— start of DATA —
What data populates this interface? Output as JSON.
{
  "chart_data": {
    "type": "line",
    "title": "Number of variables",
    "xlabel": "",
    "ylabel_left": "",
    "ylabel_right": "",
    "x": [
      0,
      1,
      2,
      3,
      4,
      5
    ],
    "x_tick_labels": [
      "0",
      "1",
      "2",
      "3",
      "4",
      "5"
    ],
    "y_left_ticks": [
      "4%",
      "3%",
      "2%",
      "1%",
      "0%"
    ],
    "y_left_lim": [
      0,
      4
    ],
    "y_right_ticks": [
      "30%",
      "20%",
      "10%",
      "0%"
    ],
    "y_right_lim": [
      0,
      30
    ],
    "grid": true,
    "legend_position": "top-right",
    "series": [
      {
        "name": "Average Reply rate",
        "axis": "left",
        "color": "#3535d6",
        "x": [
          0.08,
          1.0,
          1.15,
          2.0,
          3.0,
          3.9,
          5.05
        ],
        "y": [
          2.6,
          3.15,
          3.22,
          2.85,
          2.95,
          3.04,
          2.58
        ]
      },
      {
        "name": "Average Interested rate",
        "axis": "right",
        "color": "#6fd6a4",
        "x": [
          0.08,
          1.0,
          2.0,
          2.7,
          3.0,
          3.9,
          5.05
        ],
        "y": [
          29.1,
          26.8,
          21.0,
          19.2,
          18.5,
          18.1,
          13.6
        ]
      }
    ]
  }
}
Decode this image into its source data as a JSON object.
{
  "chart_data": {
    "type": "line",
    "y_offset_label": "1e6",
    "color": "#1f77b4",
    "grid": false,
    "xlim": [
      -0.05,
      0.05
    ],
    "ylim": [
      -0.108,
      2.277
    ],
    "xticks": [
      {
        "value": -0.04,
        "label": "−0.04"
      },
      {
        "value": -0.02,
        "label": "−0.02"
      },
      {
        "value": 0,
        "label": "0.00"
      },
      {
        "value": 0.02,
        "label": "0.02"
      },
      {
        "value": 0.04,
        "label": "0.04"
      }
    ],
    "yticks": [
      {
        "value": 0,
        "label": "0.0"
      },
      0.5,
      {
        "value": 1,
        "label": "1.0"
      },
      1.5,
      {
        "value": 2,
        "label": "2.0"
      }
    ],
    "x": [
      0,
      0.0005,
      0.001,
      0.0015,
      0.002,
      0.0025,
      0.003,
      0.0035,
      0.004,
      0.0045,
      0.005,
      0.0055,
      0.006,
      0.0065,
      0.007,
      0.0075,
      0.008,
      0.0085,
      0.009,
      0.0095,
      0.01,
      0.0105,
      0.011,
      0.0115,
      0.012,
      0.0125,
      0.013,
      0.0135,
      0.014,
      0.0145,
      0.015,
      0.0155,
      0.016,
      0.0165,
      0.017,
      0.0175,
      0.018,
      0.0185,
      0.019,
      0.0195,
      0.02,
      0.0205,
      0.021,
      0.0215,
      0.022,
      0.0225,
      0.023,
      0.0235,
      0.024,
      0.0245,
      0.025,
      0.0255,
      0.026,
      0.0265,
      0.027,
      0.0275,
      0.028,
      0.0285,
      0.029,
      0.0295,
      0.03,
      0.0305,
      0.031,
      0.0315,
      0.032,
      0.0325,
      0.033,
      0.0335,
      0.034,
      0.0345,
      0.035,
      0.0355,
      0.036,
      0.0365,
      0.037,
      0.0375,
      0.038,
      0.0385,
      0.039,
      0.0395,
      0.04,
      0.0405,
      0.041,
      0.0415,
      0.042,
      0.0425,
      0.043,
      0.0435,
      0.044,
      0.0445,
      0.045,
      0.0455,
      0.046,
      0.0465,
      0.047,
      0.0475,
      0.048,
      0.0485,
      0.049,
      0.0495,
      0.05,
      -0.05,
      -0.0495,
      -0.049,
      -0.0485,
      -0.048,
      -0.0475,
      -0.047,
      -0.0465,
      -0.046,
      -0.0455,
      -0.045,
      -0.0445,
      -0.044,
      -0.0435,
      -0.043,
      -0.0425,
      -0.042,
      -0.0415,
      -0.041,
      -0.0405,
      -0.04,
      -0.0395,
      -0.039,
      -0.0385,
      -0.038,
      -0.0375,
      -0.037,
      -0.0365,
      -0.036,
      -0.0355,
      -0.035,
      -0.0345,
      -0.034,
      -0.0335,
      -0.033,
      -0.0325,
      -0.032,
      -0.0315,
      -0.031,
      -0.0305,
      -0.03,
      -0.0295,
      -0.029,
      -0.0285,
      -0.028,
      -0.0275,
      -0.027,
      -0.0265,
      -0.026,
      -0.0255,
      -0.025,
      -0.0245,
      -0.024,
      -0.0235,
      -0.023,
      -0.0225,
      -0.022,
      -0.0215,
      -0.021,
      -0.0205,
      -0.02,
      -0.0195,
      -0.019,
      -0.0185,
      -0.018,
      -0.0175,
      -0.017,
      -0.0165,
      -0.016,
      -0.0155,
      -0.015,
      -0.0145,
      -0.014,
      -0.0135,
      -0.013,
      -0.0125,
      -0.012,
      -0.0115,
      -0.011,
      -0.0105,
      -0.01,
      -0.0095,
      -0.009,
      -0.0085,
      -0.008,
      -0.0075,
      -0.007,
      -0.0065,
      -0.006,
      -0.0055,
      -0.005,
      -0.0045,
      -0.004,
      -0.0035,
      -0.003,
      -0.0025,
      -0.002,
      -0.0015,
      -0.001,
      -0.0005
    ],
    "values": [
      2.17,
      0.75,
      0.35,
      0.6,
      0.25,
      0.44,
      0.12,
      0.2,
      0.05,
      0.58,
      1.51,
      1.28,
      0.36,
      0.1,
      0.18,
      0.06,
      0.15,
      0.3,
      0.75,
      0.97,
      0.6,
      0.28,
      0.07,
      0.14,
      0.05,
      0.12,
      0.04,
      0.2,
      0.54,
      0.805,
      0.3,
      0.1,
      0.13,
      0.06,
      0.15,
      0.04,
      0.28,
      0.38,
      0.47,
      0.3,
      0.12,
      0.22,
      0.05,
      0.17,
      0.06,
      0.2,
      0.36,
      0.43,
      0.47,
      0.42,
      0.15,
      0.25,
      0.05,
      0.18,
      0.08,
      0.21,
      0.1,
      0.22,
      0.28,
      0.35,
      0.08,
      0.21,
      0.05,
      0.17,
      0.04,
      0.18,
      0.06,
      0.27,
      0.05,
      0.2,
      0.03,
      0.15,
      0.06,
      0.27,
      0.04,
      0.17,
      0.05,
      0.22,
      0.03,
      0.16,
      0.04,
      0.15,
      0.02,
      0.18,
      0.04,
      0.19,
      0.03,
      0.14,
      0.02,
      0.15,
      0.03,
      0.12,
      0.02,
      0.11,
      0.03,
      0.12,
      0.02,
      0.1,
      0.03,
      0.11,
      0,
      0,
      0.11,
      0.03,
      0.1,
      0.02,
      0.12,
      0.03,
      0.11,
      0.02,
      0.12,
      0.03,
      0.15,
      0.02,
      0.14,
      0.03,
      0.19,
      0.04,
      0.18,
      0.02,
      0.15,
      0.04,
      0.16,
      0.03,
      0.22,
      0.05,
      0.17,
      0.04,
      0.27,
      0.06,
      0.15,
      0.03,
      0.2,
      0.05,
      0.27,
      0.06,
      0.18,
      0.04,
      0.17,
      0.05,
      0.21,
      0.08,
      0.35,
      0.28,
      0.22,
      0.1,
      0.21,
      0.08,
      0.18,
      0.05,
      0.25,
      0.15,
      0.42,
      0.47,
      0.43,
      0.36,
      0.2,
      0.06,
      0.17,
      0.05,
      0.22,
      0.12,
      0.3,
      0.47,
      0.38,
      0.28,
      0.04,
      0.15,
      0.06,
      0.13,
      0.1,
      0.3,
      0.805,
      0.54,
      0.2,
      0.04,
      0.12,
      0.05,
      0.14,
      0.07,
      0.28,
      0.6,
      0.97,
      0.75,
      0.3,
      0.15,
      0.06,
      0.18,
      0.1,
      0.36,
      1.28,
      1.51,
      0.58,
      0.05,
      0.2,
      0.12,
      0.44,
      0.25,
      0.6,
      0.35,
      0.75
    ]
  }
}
— end of DATA —
▶ GIVEN INSTRUCTION
Locate the word "color" in the records and collect each line it appears in.

▶ RESPONSE TO THE TASK
        "color": "#3535d6",
        "color": "#6fd6a4",
    "color": "#1f77b4",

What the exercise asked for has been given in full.